#### [WORK REQUIRED]
Print all the data, keeping every line exactly as it is.

######

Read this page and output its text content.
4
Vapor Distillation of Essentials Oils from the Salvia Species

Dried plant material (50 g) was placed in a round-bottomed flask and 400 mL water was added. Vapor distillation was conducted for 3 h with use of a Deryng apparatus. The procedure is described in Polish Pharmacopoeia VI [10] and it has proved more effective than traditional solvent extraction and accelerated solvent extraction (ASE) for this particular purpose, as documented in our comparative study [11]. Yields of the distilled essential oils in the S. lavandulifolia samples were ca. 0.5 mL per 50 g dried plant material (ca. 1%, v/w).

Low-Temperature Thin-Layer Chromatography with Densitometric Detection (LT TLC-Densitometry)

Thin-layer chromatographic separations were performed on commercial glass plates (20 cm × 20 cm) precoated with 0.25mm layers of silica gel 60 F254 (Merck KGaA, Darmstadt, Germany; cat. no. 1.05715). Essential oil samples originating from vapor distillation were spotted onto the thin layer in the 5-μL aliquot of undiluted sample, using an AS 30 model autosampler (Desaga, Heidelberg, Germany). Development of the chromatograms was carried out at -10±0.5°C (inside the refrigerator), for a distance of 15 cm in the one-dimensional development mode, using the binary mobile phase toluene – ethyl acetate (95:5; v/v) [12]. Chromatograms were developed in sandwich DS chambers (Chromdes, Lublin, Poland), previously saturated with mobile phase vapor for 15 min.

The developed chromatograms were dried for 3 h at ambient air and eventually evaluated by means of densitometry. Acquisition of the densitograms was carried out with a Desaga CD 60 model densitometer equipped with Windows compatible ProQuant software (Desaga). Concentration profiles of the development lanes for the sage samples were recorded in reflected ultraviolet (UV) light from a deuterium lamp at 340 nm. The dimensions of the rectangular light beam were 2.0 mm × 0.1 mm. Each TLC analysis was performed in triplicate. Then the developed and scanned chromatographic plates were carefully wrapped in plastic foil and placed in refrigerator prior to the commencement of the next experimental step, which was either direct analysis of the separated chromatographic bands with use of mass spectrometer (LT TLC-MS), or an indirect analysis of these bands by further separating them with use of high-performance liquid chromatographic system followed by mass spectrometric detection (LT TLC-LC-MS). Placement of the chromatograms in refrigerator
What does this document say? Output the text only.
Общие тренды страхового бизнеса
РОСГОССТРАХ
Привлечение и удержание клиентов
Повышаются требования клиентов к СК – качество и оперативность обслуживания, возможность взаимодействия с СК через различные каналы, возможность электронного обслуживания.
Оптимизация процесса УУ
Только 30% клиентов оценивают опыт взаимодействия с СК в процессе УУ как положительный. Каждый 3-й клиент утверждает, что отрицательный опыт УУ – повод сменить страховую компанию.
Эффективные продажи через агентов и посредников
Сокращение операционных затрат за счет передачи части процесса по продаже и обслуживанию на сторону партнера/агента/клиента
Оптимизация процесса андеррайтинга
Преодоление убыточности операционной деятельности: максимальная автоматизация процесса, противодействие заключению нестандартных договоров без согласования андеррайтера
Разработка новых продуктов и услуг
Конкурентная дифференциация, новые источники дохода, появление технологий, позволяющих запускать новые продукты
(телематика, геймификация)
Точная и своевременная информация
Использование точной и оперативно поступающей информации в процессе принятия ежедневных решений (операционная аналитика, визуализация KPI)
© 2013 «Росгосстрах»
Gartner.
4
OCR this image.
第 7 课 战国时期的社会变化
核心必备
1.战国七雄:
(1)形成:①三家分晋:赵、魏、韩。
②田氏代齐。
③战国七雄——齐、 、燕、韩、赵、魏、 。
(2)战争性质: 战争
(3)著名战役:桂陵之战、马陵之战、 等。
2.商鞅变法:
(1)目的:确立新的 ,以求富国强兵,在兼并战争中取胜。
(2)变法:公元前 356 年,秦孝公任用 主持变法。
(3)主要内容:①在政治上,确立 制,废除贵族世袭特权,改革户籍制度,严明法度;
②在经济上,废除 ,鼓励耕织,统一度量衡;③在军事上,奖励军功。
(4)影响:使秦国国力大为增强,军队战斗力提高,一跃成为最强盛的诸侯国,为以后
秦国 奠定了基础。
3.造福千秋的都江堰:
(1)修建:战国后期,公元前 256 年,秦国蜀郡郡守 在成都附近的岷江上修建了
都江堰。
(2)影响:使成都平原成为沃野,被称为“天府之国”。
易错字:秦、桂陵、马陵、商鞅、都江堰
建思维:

######

#### [PROBLEM SOLUTION]
Read this page and output its text content.
4
Vapor Distillation of Essentials Oils from the Salvia Species

Dried plant material (50 g) was placed in a round-bottomed flask and 400 mL water was added. Vapor distillation was conducted for 3 h with use of a Deryng apparatus. The procedure is described in Polish Pharmacopoeia VI [10] and it has proved more effective than traditional solvent extraction and accelerated solvent extraction (ASE) for this particular purpose, as documented in our comparative study [11]. Yields of the distilled essential oils in the S. lavandulifolia samples were ca. 0.5 mL per 50 g dried plant material (ca. 1%, v/w).

Low-Temperature Thin-Layer Chromatography with Densitometric Detection (LT TLC-Densitometry)

Thin-layer chromatographic separations were performed on commercial glass plates (20 cm × 20 cm) precoated with 0.25mm layers of silica gel 60 F254 (Merck KGaA, Darmstadt, Germany; cat. no. 1.05715). Essential oil samples originating from vapor distillation were spotted onto the thin layer in the 5-μL aliquot of undiluted sample, using an AS 30 model autosampler (Desaga, Heidelberg, Germany). Development of the chromatograms was carried out at -10±0.5°C (inside the refrigerator), for a distance of 15 cm in the one-dimensional development mode, using the binary mobile phase toluene – ethyl acetate (95:5; v/v) [12]. Chromatograms were developed in sandwich DS chambers (Chromdes, Lublin, Poland), previously saturated with mobile phase vapor for 15 min.

The developed chromatograms were dried for 3 h at ambient air and eventually evaluated by means of densitometry. Acquisition of the densitograms was carried out with a Desaga CD 60 model densitometer equipped with Windows compatible ProQuant software (Desaga). Concentration profiles of the development lanes for the sage samples were recorded in reflected ultraviolet (UV) light from a deuterium lamp at 340 nm. The dimensions of the rectangular light beam were 2.0 mm × 0.1 mm. Each TLC analysis was performed in triplicate. Then the developed and scanned chromatographic plates were carefully wrapped in plastic foil and placed in refrigerator prior to the commencement of the next experimental step, which was either direct analysis of the separated chromatographic bands with use of mass spectrometer (LT TLC-MS), or an indirect analysis of these bands by further separating them with use of high-performance liquid chromatographic system followed by mass spectrometric detection (LT TLC-LC-MS). Placement of the chromatograms in refrigerator
What does this document say? Output the text only.
Общие тренды страхового бизнеса
РОСГОССТРАХ
Привлечение и удержание клиентов
Повышаются требования клиентов к СК – качество и оперативность обслуживания, возможность взаимодействия с СК через различные каналы, возможность электронного обслуживания.
Оптимизация процесса УУ
Только 30% клиентов оценивают опыт взаимодействия с СК в процессе УУ как положительный. Каждый 3-й клиент утверждает, что отрицательный опыт УУ – повод сменить страховую компанию.
Эффективные продажи через агентов и посредников
Сокращение операционных затрат за счет передачи части процесса по продаже и обслуживанию на сторону партнера/агента/клиента
Оптимизация процесса андеррайтинга
Преодоление убыточности операционной деятельности: максимальная автоматизация процесса, противодействие заключению нестандартных договоров без согласования андеррайтера
Разработка новых продуктов и услуг
Конкурентная дифференциация, новые источники дохода, появление технологий, позволяющих запускать новые продукты
(телематика, геймификация)
Точная и своевременная информация
Использование точной и оперативно поступающей информации в процессе принятия ежедневных решений (операционная аналитика, визуализация KPI)
© 2013 «Росгосстрах»
Gartner.
4
OCR this image.
第 7 课 战国时期的社会变化
核心必备
1.战国七雄:
(1)形成:①三家分晋:赵、魏、韩。
②田氏代齐。
③战国七雄——齐、 、燕、韩、赵、魏、 。
(2)战争性质: 战争
(3)著名战役:桂陵之战、马陵之战、 等。
2.商鞅变法:
(1)目的:确立新的 ,以求富国强兵,在兼并战争中取胜。
(2)变法:公元前 356 年,秦孝公任用 主持变法。
(3)主要内容:①在政治上,确立 制,废除贵族世袭特权,改革户籍制度,严明法度;
②在经济上,废除 ,鼓励耕织,统一度量衡;③在军事上,奖励军功。
(4)影响:使秦国国力大为增强,军队战斗力提高,一跃成为最强盛的诸侯国,为以后
秦国 奠定了基础。
3.造福千秋的都江堰:
(1)修建:战国后期,公元前 256 年,秦国蜀郡郡守 在成都附近的岷江上修建了
都江堰。
(2)影响:使成都平原成为沃野,被称为“天府之国”。
易错字:秦、桂陵、马陵、商鞅、都江堰
建思维:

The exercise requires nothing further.